The terms “a,” “an,” “the” and similar referents used in the context of describing the invention(especially in the context of the following claims) are to be construed to cover both the singular and the plural, unless otherwise indicated herein or clearly contradicted by context. Recitation of ranges of values herein is merely intended to serve as a shorthand method of referring individually to each separate value falling within the range. Unless otherwise indicated herein, each individual value is incorporated into the specification as if it were individually recited herein. All methods described herein can be performed in any suitable order unless otherwise indicated herein or otherwise clearly contradicted by context. The use of any and all examples, or exemplary language (e.g., “such as”) provided herein is intended merely to better illuminate the invention and does not pose a limitation on the scope of the invention otherwise claimed. No language in the specification should be construed as indicating any non-claimed element essential to the practice of the invention.
Groupings of alternative elements or embodiments of the invention disclosed herein are not to be construed as limitations. Each group member may be referred to and claimed individually or in any combination with other members of the group or other elements found herein. It is anticipated that one or more members of a group may be included in, or deleted from, a group for reasons of convenience and/or patentability. When any such inclusion or deletion occurs, the specification is deemed to contain the group as modified thus fulfilling the written description of all Markush groups used in the appended claims.
Certain embodiments are described herein, including the best mode known to the inventors for carrying out the invention. Of course, variations on these described embodiments will become apparent to those of ordinary skill in the art upon reading the foregoing description. The inventor expects skilled artisans to employ such variations as appropriate, and the inventors intend for the invention to be practiced otherwise than specifically described herein. Accordingly, this invention includes all modifications and equivalents of the subject matter recited in the claims appended hereto as permitted by applicable law. Moreover, any combination of the above-described elements in all possible variations thereof is encompassed by the invention unless otherwise indicated herein or otherwise clearly contradicted by context.
Furthermore, references may have been made to patents and printed publications in this specification. Each of the above-cited references and printed publications are individually incorporated herein by reference in their entirety.
Specific embodiments disclosed herein may be further limited in the claims using “consisting of” or “consisting essentially of” language. When used in the claims, whether as filed or added per amendment, the transition term “consisting of” excludes any element, step, or ingredient not specified in the claims. The transition term “consisting essentially of” limits the scope of a claim to the specified materials or steps and those that do not materially affect the basic and novel characteristic(s). Embodiments of the invention so claimed are inherently or expressly described and enabled herein.
In closing, it is to be understood that the embodiments of the invention disclosed herein are illustrative of the principles of the present invention. Other modifications that may be employed are within the scope of the invention. Thus, by way of example, but not of limitation, alternative configurations of the present invention may be utilized in accordance with the teachings herein. Accordingly, the present invention is not limited to that precisely as shown and described.

### WORK ITEM
Please rewrite the stretch of the patent text above from "Furthermore, references may" through "and enabled herein.", swapping "printed publications" for "published documents".

Data items
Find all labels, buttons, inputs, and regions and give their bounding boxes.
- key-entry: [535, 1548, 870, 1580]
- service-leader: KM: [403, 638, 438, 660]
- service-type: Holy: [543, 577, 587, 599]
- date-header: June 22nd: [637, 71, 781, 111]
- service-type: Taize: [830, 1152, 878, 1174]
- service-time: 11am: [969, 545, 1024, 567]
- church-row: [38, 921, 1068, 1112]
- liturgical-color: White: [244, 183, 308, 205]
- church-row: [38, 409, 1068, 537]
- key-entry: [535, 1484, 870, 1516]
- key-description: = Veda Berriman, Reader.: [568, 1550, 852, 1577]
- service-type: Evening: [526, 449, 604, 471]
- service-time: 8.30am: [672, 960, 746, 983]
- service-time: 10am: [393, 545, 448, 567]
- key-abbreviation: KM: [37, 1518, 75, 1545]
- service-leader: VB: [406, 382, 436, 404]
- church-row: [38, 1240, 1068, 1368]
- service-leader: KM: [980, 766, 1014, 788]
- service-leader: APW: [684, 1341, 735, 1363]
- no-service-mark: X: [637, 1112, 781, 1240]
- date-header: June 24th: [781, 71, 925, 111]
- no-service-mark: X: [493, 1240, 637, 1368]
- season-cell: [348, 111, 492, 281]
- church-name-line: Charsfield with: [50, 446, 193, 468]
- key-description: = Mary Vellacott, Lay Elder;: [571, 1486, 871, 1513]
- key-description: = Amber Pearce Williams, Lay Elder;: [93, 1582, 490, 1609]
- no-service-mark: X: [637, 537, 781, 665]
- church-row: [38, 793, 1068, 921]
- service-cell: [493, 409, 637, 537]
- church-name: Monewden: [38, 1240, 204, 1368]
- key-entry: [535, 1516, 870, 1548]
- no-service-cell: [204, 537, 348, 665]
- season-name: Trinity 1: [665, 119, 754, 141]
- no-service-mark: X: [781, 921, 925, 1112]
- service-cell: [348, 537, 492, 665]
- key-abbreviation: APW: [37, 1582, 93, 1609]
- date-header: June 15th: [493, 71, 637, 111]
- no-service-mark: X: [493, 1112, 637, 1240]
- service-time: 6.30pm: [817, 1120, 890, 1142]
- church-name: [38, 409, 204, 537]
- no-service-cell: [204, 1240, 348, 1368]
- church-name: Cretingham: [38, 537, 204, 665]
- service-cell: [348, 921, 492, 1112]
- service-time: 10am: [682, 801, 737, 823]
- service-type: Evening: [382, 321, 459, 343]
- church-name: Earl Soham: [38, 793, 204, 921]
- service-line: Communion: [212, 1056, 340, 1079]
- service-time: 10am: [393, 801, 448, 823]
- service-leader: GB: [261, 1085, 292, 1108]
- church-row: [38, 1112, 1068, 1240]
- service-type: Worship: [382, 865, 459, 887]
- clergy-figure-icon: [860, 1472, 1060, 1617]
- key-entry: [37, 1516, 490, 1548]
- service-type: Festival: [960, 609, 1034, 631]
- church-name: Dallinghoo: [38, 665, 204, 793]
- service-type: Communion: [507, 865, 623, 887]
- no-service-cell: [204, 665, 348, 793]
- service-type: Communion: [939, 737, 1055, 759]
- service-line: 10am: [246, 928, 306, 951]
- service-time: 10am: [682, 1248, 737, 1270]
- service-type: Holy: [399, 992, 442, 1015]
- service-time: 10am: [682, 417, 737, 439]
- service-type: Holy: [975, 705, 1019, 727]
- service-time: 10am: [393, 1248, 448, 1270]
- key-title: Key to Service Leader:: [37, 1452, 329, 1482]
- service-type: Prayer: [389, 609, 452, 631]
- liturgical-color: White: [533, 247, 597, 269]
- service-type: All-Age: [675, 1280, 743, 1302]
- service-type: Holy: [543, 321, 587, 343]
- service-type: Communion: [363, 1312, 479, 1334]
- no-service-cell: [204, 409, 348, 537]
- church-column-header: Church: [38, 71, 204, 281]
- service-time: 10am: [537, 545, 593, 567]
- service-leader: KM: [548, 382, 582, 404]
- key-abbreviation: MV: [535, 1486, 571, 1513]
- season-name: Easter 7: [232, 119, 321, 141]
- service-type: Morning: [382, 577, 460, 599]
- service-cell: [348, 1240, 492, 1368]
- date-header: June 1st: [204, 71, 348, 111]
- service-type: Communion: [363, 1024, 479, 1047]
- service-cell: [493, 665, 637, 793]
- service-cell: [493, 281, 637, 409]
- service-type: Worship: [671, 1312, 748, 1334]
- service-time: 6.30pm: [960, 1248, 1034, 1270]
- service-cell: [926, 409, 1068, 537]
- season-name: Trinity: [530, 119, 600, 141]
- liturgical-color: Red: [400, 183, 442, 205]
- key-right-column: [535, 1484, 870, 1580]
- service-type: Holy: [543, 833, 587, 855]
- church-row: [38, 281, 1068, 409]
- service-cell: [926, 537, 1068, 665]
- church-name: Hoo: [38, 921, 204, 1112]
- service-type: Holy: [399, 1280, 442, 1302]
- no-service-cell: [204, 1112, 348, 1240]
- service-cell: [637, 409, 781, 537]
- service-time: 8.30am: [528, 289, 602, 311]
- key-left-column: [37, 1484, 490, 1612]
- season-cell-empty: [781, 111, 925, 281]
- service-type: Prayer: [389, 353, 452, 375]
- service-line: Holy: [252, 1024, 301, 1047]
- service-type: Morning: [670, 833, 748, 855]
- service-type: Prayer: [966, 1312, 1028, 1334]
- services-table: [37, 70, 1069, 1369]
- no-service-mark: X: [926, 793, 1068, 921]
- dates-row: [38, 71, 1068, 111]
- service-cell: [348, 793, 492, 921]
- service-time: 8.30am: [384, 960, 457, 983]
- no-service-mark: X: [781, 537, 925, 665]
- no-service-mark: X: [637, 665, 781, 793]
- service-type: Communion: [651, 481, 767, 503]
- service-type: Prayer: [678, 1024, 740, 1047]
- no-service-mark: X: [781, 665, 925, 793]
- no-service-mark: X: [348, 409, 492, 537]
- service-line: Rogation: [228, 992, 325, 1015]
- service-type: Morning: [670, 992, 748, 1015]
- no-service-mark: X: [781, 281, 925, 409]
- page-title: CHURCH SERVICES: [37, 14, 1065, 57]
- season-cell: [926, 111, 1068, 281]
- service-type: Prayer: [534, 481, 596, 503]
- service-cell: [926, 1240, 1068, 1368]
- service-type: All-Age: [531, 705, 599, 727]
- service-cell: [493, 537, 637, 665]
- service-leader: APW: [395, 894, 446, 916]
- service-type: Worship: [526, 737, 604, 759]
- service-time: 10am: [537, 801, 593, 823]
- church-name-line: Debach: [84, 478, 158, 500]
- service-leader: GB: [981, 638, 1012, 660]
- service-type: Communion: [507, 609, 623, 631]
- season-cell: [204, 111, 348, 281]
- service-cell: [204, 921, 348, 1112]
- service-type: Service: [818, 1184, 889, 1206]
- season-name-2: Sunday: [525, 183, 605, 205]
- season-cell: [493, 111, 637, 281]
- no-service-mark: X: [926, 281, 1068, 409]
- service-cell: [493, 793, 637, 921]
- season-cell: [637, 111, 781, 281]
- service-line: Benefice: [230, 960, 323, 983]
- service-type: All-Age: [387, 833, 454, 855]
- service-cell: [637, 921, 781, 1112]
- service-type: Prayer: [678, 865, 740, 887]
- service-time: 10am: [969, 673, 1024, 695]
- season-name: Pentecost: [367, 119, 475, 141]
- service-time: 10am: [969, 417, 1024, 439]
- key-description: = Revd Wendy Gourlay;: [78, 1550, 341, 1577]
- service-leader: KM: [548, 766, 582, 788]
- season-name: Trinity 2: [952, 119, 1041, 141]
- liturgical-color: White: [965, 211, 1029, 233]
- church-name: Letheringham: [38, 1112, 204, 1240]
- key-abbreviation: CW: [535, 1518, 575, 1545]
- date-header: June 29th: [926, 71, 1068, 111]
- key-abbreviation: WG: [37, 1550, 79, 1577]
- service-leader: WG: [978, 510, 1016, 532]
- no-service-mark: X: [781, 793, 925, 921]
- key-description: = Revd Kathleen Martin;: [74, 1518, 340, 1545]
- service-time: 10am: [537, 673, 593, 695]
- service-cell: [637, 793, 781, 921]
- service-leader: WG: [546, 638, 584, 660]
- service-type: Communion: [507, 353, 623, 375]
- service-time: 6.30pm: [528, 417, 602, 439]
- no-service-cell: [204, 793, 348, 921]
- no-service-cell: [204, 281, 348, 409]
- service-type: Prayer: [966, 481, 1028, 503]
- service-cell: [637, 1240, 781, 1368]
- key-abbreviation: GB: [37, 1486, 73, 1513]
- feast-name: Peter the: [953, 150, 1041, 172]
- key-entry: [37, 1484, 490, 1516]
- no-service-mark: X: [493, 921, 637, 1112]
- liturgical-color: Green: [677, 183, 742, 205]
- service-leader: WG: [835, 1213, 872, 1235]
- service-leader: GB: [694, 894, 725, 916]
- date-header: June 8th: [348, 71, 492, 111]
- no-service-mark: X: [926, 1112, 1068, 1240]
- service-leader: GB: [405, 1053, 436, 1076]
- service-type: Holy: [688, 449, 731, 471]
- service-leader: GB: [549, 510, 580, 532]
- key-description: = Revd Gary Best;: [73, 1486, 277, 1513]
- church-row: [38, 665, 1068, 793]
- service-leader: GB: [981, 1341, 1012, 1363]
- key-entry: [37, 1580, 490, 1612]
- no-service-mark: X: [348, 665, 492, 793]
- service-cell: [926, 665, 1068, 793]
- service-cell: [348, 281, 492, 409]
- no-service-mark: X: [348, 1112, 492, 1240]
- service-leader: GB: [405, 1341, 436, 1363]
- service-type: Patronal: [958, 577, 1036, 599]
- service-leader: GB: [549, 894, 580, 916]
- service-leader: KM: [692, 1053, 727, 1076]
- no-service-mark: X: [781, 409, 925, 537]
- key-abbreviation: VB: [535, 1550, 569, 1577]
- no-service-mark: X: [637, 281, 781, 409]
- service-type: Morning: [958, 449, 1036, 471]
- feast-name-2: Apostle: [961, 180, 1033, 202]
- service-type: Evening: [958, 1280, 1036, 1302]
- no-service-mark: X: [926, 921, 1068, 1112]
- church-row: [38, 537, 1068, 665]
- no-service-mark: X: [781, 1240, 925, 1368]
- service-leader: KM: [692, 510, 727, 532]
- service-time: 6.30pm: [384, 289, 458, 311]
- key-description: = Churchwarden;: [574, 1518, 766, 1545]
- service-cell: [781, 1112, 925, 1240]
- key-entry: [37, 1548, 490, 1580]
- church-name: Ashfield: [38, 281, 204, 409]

### RESPONSE AREA
Furthermore, references may have been made to patents and published documents in this specification. Each of the above-cited references and published documents are individually incorporated herein by reference in their entirety.
Specific embodiments disclosed herein may be further limited in the claims using “consisting of” or “consisting essentially of” language. When used in the claims, whether as filed or added per amendment, the transition term “consisting of” excludes any element, step, or ingredient not specified in the claims. The transition term “consisting essentially of” limits the scope of a claim to the specified materials or steps and those that do not materially affect the basic and novel characteristic(s). Embodiments of the invention so claimed are inherently or expressly described and enabled herein.